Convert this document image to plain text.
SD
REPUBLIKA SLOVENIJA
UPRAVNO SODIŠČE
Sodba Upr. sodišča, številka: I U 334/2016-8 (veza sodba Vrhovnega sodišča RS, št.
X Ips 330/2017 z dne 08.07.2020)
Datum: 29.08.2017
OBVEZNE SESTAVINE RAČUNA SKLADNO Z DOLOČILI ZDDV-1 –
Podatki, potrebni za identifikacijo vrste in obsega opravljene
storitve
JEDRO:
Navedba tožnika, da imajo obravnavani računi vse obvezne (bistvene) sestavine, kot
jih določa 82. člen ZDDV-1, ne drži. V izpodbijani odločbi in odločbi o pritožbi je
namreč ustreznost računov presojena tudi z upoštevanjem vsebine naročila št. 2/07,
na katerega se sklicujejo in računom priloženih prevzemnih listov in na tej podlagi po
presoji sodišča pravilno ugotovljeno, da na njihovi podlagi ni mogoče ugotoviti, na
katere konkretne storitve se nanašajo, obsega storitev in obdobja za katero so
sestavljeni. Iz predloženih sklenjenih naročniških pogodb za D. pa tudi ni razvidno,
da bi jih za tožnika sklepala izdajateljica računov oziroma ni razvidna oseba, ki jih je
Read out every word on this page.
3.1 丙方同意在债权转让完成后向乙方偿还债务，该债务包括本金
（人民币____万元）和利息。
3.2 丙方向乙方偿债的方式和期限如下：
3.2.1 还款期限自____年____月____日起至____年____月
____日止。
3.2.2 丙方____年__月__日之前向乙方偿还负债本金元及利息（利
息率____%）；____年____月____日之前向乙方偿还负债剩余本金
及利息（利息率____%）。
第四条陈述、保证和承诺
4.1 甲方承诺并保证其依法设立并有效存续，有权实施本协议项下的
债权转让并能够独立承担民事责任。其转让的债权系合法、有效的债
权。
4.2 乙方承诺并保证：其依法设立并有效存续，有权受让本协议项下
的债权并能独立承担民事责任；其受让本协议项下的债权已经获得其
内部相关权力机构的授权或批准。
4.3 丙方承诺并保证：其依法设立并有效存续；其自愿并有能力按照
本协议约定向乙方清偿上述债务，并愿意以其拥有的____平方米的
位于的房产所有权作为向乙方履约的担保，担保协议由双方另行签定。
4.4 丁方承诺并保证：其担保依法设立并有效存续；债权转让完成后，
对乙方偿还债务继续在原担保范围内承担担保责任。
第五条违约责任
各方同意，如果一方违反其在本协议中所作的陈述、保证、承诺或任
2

PROBLEM REQUIREMENTS: Your task is to repeat every line exactly.

SOLUTION FOR THIS TASK:
Convert this document image to plain text.
SD
REPUBLIKA SLOVENIJA
UPRAVNO SODIŠČE
Sodba Upr. sodišča, številka: I U 334/2016-8 (veza sodba Vrhovnega sodišča RS, št.
X Ips 330/2017 z dne 08.07.2020)
Datum: 29.08.2017
OBVEZNE SESTAVINE RAČUNA SKLADNO Z DOLOČILI ZDDV-1 –
Podatki, potrebni za identifikacijo vrste in obsega opravljene
storitve
JEDRO:
Navedba tožnika, da imajo obravnavani računi vse obvezne (bistvene) sestavine, kot
jih določa 82. člen ZDDV-1, ne drži. V izpodbijani odločbi in odločbi o pritožbi je
namreč ustreznost računov presojena tudi z upoštevanjem vsebine naročila št. 2/07,
na katerega se sklicujejo in računom priloženih prevzemnih listov in na tej podlagi po
presoji sodišča pravilno ugotovljeno, da na njihovi podlagi ni mogoče ugotoviti, na
katere konkretne storitve se nanašajo, obsega storitev in obdobja za katero so
sestavljeni. Iz predloženih sklenjenih naročniških pogodb za D. pa tudi ni razvidno,
da bi jih za tožnika sklepala izdajateljica računov oziroma ni razvidna oseba, ki jih je
Read out every word on this page.
3.1 丙方同意在债权转让完成后向乙方偿还债务，该债务包括本金
（人民币____万元）和利息。
3.2 丙方向乙方偿债的方式和期限如下：
3.2.1 还款期限自____年____月____日起至____年____月
____日止。
3.2.2 丙方____年__月__日之前向乙方偿还负债本金元及利息（利
息率____%）；____年____月____日之前向乙方偿还负债剩余本金
及利息（利息率____%）。
第四条陈述、保证和承诺
4.1 甲方承诺并保证其依法设立并有效存续，有权实施本协议项下的
债权转让并能够独立承担民事责任。其转让的债权系合法、有效的债
权。
4.2 乙方承诺并保证：其依法设立并有效存续，有权受让本协议项下
的债权并能独立承担民事责任；其受让本协议项下的债权已经获得其
内部相关权力机构的授权或批准。
4.3 丙方承诺并保证：其依法设立并有效存续；其自愿并有能力按照
本协议约定向乙方清偿上述债务，并愿意以其拥有的____平方米的
位于的房产所有权作为向乙方履约的担保，担保协议由双方另行签定。
4.4 丁方承诺并保证：其担保依法设立并有效存续；债权转让完成后，
对乙方偿还债务继续在原担保范围内承担担保责任。
第五条违约责任
各方同意，如果一方违反其在本协议中所作的陈述、保证、承诺或任
2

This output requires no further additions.